Could you write out every record below exactly, leaving out any pictures?

Entries from a visual dataset
════════════════════
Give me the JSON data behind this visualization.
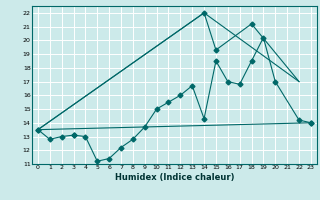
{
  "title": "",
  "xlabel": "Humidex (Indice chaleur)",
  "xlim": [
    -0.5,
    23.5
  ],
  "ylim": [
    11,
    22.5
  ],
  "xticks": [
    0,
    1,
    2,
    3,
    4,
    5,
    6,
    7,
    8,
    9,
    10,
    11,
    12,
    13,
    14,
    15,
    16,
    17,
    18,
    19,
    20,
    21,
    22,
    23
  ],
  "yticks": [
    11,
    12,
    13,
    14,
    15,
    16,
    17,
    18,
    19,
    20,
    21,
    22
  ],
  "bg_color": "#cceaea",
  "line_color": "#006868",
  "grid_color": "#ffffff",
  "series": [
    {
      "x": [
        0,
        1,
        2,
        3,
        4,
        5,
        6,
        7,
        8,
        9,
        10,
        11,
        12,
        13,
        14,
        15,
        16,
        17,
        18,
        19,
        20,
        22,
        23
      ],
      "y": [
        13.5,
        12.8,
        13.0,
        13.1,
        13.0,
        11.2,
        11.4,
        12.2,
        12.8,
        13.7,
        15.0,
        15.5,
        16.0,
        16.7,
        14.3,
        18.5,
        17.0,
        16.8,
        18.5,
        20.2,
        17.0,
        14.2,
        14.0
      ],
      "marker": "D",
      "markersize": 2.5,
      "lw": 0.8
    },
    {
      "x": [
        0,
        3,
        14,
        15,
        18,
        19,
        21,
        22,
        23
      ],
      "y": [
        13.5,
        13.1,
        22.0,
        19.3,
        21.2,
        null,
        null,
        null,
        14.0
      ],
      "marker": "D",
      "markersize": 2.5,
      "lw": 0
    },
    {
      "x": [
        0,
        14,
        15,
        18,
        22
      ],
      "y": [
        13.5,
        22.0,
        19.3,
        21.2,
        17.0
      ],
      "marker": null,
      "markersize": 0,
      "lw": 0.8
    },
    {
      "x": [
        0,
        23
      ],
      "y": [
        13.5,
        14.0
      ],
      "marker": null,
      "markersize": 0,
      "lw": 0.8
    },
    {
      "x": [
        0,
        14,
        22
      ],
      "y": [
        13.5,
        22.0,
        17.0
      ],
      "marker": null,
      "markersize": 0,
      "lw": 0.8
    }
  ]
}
════════════════════
Correct response:
Give me the JSON data behind this visualization.
{
  "title": "",
  "xlabel": "Humidex (Indice chaleur)",
  "xlim": [
    -0.5,
    23.5
  ],
  "ylim": [
    11,
    22.5
  ],
  "xticks": [
    0,
    1,
    2,
    3,
    4,
    5,
    6,
    7,
    8,
    9,
    10,
    11,
    12,
    13,
    14,
    15,
    16,
    17,
    18,
    19,
    20,
    21,
    22,
    23
  ],
  "yticks": [
    11,
    12,
    13,
    14,
    15,
    16,
    17,
    18,
    19,
    20,
    21,
    22
  ],
  "bg_color": "#cceaea",
  "line_color": "#006868",
  "grid_color": "#ffffff",
  "series": [
    {
      "x": [
        0,
        1,
        2,
        3,
        4,
        5,
        6,
        7,
        8,
        9,
        10,
        11,
        12,
        13,
        14,
        15,
        16,
        17,
        18,
        19,
        20,
        22,
        23
      ],
      "y": [
        13.5,
        12.8,
        13.0,
        13.1,
        13.0,
        11.2,
        11.4,
        12.2,
        12.8,
        13.7,
        15.0,
        15.5,
        16.0,
        16.7,
        14.3,
        18.5,
        17.0,
        16.8,
        18.5,
        20.2,
        17.0,
        14.2,
        14.0
      ],
      "marker": "D",
      "markersize": 2.5,
      "lw": 0.8
    },
    {
      "x": [
        0,
        3,
        14,
        15,
        18,
        19,
        21,
        22,
        23
      ],
      "y": [
        13.5,
        13.1,
        22.0,
        19.3,
        21.2,
        null,
        null,
        null,
        14.0
      ],
      "marker": "D",
      "markersize": 2.5,
      "lw": 0
    },
    {
      "x": [
        0,
        14,
        15,
        18,
        22
      ],
      "y": [
        13.5,
        22.0,
        19.3,
        21.2,
        17.0
      ],
      "marker": null,
      "markersize": 0,
      "lw": 0.8
    },
    {
      "x": [
        0,
        23
      ],
      "y": [
        13.5,
        14.0
      ],
      "marker": null,
      "markersize": 0,
      "lw": 0.8
    },
    {
      "x": [
        0,
        14,
        22
      ],
      "y": [
        13.5,
        22.0,
        17.0
      ],
      "marker": null,
      "markersize": 0,
      "lw": 0.8
    }
  ]
}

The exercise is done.